> **What is needed**
Convert every item below into a JSON list of strings, with one string per line and blank lines omitted.

BEGIN

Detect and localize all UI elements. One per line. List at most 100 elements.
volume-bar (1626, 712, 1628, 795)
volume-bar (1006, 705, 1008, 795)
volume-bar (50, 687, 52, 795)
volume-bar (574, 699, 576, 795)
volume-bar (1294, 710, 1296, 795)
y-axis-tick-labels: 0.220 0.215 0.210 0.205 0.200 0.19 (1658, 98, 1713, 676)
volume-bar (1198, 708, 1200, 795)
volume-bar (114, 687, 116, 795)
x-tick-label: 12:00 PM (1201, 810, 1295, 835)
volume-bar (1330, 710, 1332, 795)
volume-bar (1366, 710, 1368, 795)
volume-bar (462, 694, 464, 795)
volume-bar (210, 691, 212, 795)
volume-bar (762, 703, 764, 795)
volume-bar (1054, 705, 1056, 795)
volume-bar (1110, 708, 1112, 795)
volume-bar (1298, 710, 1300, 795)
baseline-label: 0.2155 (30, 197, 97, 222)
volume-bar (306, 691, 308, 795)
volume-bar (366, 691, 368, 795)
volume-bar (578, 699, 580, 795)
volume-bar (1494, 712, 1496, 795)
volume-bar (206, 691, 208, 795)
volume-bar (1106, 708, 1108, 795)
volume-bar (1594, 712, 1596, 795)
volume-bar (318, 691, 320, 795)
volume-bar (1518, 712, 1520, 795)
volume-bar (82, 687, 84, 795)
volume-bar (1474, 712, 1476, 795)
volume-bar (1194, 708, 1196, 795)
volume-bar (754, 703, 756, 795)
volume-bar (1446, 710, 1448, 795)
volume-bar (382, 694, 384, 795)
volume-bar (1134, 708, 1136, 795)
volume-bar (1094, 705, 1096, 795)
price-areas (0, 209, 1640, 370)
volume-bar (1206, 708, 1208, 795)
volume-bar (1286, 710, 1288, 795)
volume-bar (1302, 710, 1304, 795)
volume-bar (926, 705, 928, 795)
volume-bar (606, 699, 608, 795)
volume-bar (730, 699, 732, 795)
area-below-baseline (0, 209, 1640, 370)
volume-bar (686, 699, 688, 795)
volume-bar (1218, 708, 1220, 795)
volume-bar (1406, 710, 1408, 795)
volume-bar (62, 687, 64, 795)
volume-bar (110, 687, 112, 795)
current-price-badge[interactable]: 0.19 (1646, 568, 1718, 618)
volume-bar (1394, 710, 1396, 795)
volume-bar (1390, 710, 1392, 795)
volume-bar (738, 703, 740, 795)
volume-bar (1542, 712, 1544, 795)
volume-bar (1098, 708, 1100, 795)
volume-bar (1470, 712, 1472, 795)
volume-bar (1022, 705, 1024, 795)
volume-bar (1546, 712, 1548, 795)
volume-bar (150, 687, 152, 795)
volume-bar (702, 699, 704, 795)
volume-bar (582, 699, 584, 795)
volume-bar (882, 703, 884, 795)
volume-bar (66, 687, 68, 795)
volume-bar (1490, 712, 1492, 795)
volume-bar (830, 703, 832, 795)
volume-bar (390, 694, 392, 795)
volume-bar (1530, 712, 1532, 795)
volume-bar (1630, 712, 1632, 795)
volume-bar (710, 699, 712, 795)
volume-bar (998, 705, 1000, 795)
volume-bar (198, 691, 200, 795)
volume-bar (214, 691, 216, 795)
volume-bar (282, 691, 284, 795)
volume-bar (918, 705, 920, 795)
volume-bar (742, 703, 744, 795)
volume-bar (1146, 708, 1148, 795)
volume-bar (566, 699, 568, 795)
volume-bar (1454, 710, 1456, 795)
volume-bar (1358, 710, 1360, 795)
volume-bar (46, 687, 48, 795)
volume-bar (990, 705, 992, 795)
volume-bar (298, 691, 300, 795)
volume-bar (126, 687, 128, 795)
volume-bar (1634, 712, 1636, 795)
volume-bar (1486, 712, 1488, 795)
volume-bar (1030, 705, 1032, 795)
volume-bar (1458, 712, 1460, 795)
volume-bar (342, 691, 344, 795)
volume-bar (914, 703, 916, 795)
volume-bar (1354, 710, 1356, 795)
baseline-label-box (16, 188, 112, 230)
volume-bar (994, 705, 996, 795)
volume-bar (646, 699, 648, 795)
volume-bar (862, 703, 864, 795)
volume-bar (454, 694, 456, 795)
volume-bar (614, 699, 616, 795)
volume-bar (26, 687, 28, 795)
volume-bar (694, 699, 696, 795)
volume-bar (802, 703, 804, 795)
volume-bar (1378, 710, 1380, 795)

END

> **The result**
[
  "Detect and localize all UI elements. One per line. List at most 100 elements.",
  "volume-bar (1626, 712, 1628, 795)",
  "volume-bar (1006, 705, 1008, 795)",
  "volume-bar (50, 687, 52, 795)",
  "volume-bar (574, 699, 576, 795)",
  "volume-bar (1294, 710, 1296, 795)",
  "y-axis-tick-labels: 0.220 0.215 0.210 0.205 0.200 0.19 (1658, 98, 1713, 676)",
  "volume-bar (1198, 708, 1200, 795)",
  "volume-bar (114, 687, 116, 795)",
  "x-tick-label: 12:00 PM (1201, 810, 1295, 835)",
  "volume-bar (1330, 710, 1332, 795)",
  "volume-bar (1366, 710, 1368, 795)",
  "volume-bar (462, 694, 464, 795)",
  "volume-bar (210, 691, 212, 795)",
  "volume-bar (762, 703, 764, 795)",
  "volume-bar (1054, 705, 1056, 795)",
  "volume-bar (1110, 708, 1112, 795)",
  "volume-bar (1298, 710, 1300, 795)",
  "baseline-label: 0.2155 (30, 197, 97, 222)",
  "volume-bar (306, 691, 308, 795)",
  "volume-bar (366, 691, 368, 795)",
  "volume-bar (578, 699, 580, 795)",
  "volume-bar (1494, 712, 1496, 795)",
  "volume-bar (206, 691, 208, 795)",
  "volume-bar (1106, 708, 1108, 795)",
  "volume-bar (1594, 712, 1596, 795)",
  "volume-bar (318, 691, 320, 795)",
  "volume-bar (1518, 712, 1520, 795)",
  "volume-bar (82, 687, 84, 795)",
  "volume-bar (1474, 712, 1476, 795)",
  "volume-bar (1194, 708, 1196, 795)",
  "volume-bar (754, 703, 756, 795)",
  "volume-bar (1446, 710, 1448, 795)",
  "volume-bar (382, 694, 384, 795)",
  "volume-bar (1134, 708, 1136, 795)",
  "volume-bar (1094, 705, 1096, 795)",
  "price-areas (0, 209, 1640, 370)",
  "volume-bar (1206, 708, 1208, 795)",
  "volume-bar (1286, 710, 1288, 795)",
  "volume-bar (1302, 710, 1304, 795)",
  "volume-bar (926, 705, 928, 795)",
  "volume-bar (606, 699, 608, 795)",
  "volume-bar (730, 699, 732, 795)",
  "area-below-baseline (0, 209, 1640, 370)",
  "volume-bar (686, 699, 688, 795)",
  "volume-bar (1218, 708, 1220, 795)",
  "volume-bar (1406, 710, 1408, 795)",
  "volume-bar (62, 687, 64, 795)",
  "volume-bar (110, 687, 112, 795)",
  "current-price-badge[interactable]: 0.19 (1646, 568, 1718, 618)",
  "volume-bar (1394, 710, 1396, 795)",
  "volume-bar (1390, 710, 1392, 795)",
  "volume-bar (738, 703, 740, 795)",
  "volume-bar (1542, 712, 1544, 795)",
  "volume-bar (1098, 708, 1100, 795)",
  "volume-bar (1470, 712, 1472, 795)",
  "volume-bar (1022, 705, 1024, 795)",
  "volume-bar (1546, 712, 1548, 795)",
  "volume-bar (150, 687, 152, 795)",
  "volume-bar (702, 699, 704, 795)",
  "volume-bar (582, 699, 584, 795)",
  "volume-bar (882, 703, 884, 795)",
  "volume-bar (66, 687, 68, 795)",
  "volume-bar (1490, 712, 1492, 795)",
  "volume-bar (830, 703, 832, 795)",
  "volume-bar (390, 694, 392, 795)",
  "volume-bar (1530, 712, 1532, 795)",
  "volume-bar (1630, 712, 1632, 795)",
  "volume-bar (710, 699, 712, 795)",
  "volume-bar (998, 705, 1000, 795)",
  "volume-bar (198, 691, 200, 795)",
  "volume-bar (214, 691, 216, 795)",
  "volume-bar (282, 691, 284, 795)",
  "volume-bar (918, 705, 920, 795)",
  "volume-bar (742, 703, 744, 795)",
  "volume-bar (1146, 708, 1148, 795)",
  "volume-bar (566, 699, 568, 795)",
  "volume-bar (1454, 710, 1456, 795)",
  "volume-bar (1358, 710, 1360, 795)",
  "volume-bar (46, 687, 48, 795)",
  "volume-bar (990, 705, 992, 795)",
  "volume-bar (298, 691, 300, 795)",
  "volume-bar (126, 687, 128, 795)",
  "volume-bar (1634, 712, 1636, 795)",
  "volume-bar (1486, 712, 1488, 795)",
  "volume-bar (1030, 705, 1032, 795)",
  "volume-bar (1458, 712, 1460, 795)",
  "volume-bar (342, 691, 344, 795)",
  "volume-bar (914, 703, 916, 795)",
  "volume-bar (1354, 710, 1356, 795)",
  "baseline-label-box (16, 188, 112, 230)",
  "volume-bar (994, 705, 996, 795)",
  "volume-bar (646, 699, 648, 795)",
  "volume-bar (862, 703, 864, 795)",
  "volume-bar (454, 694, 456, 795)",
  "volume-bar (614, 699, 616, 795)",
  "volume-bar (26, 687, 28, 795)",
  "volume-bar (694, 699, 696, 795)",
  "volume-bar (802, 703, 804, 795)",
  "volume-bar (1378, 710, 1380, 795)"
]